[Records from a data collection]

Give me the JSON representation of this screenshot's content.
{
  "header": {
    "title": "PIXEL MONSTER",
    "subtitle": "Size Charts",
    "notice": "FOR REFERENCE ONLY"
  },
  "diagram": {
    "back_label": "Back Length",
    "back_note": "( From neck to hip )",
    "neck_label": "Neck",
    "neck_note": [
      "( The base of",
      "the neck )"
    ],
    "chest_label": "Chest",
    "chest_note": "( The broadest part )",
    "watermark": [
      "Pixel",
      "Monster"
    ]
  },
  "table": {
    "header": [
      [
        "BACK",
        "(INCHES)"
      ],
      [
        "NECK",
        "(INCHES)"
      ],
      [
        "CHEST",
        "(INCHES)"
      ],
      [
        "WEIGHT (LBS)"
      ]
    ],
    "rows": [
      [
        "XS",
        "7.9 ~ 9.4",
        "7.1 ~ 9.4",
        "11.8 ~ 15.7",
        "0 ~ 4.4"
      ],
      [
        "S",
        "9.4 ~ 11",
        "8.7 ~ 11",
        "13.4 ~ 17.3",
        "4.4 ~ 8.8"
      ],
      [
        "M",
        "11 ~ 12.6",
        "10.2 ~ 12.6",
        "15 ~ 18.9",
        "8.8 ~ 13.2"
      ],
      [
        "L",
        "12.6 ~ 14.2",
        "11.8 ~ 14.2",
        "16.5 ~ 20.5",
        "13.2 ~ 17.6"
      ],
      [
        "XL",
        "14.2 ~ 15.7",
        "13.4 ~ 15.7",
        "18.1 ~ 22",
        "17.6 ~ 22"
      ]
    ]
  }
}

- SET PROBLEM -
Return all of the data exactly as it reads.

- EXERCISE RESPONSE -
Give me the JSON representation of this screenshot's content.
{
  "header": {
    "title": "PIXEL MONSTER",
    "subtitle": "Size Charts",
    "notice": "FOR REFERENCE ONLY"
  },
  "diagram": {
    "back_label": "Back Length",
    "back_note": "( From neck to hip )",
    "neck_label": "Neck",
    "neck_note": [
      "( The base of",
      "the neck )"
    ],
    "chest_label": "Chest",
    "chest_note": "( The broadest part )",
    "watermark": [
      "Pixel",
      "Monster"
    ]
  },
  "table": {
    "header": [
      [
        "BACK",
        "(INCHES)"
      ],
      [
        "NECK",
        "(INCHES)"
      ],
      [
        "CHEST",
        "(INCHES)"
      ],
      [
        "WEIGHT (LBS)"
      ]
    ],
    "rows": [
      [
        "XS",
        "7.9 ~ 9.4",
        "7.1 ~ 9.4",
        "11.8 ~ 15.7",
        "0 ~ 4.4"
      ],
      [
        "S",
        "9.4 ~ 11",
        "8.7 ~ 11",
        "13.4 ~ 17.3",
        "4.4 ~ 8.8"
      ],
      [
        "M",
        "11 ~ 12.6",
        "10.2 ~ 12.6",
        "15 ~ 18.9",
        "8.8 ~ 13.2"
      ],
      [
        "L",
        "12.6 ~ 14.2",
        "11.8 ~ 14.2",
        "16.5 ~ 20.5",
        "13.2 ~ 17.6"
      ],
      [
        "XL",
        "14.2 ~ 15.7",
        "13.4 ~ 15.7",
        "18.1 ~ 22",
        "17.6 ~ 22"
      ]
    ]
  }
}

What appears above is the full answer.